= THE REQUEST =
Copy out the entries below in full and exactly.

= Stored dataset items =
begin

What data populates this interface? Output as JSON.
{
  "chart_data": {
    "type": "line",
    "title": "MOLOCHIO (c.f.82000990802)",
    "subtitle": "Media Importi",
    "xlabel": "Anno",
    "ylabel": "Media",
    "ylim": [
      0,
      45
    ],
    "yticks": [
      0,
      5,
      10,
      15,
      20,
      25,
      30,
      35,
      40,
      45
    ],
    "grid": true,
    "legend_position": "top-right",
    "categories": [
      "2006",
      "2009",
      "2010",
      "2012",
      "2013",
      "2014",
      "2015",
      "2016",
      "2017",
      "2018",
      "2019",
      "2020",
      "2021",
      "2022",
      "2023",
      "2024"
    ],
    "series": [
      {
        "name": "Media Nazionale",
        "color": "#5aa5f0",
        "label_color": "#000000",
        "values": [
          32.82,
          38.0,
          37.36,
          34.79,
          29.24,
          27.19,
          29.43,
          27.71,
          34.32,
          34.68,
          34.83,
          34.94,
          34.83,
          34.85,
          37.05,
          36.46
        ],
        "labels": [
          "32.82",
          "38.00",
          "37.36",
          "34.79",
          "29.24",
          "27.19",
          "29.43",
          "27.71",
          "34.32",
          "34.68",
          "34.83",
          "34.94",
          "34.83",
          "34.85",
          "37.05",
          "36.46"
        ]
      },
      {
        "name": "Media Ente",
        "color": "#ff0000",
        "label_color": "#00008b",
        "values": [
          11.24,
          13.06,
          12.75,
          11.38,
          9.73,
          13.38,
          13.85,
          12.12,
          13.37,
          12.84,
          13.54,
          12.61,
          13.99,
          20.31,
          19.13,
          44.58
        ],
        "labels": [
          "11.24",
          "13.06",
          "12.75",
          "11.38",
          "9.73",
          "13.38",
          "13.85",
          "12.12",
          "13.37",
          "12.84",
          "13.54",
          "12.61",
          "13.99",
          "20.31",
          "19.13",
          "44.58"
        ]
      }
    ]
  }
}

end

= RESULT OF THE TASK =
What data populates this interface? Output as JSON.
{
  "chart_data": {
    "type": "line",
    "title": "MOLOCHIO (c.f.82000990802)",
    "subtitle": "Media Importi",
    "xlabel": "Anno",
    "ylabel": "Media",
    "ylim": [
      0,
      45
    ],
    "yticks": [
      0,
      5,
      10,
      15,
      20,
      25,
      30,
      35,
      40,
      45
    ],
    "grid": true,
    "legend_position": "top-right",
    "categories": [
      "2006",
      "2009",
      "2010",
      "2012",
      "2013",
      "2014",
      "2015",
      "2016",
      "2017",
      "2018",
      "2019",
      "2020",
      "2021",
      "2022",
      "2023",
      "2024"
    ],
    "series": [
      {
        "name": "Media Nazionale",
        "color": "#5aa5f0",
        "label_color": "#000000",
        "values": [
          32.82,
          38.0,
          37.36,
          34.79,
          29.24,
          27.19,
          29.43,
          27.71,
          34.32,
          34.68,
          34.83,
          34.94,
          34.83,
          34.85,
          37.05,
          36.46
        ],
        "labels": [
          "32.82",
          "38.00",
          "37.36",
          "34.79",
          "29.24",
          "27.19",
          "29.43",
          "27.71",
          "34.32",
          "34.68",
          "34.83",
          "34.94",
          "34.83",
          "34.85",
          "37.05",
          "36.46"
        ]
      },
      {
        "name": "Media Ente",
        "color": "#ff0000",
        "label_color": "#00008b",
        "values": [
          11.24,
          13.06,
          12.75,
          11.38,
          9.73,
          13.38,
          13.85,
          12.12,
          13.37,
          12.84,
          13.54,
          12.61,
          13.99,
          20.31,
          19.13,
          44.58
        ],
        "labels": [
          "11.24",
          "13.06",
          "12.75",
          "11.38",
          "9.73",
          "13.38",
          "13.85",
          "12.12",
          "13.37",
          "12.84",
          "13.54",
          "12.61",
          "13.99",
          "20.31",
          "19.13",
          "44.58"
        ]
      }
    ]
  }
}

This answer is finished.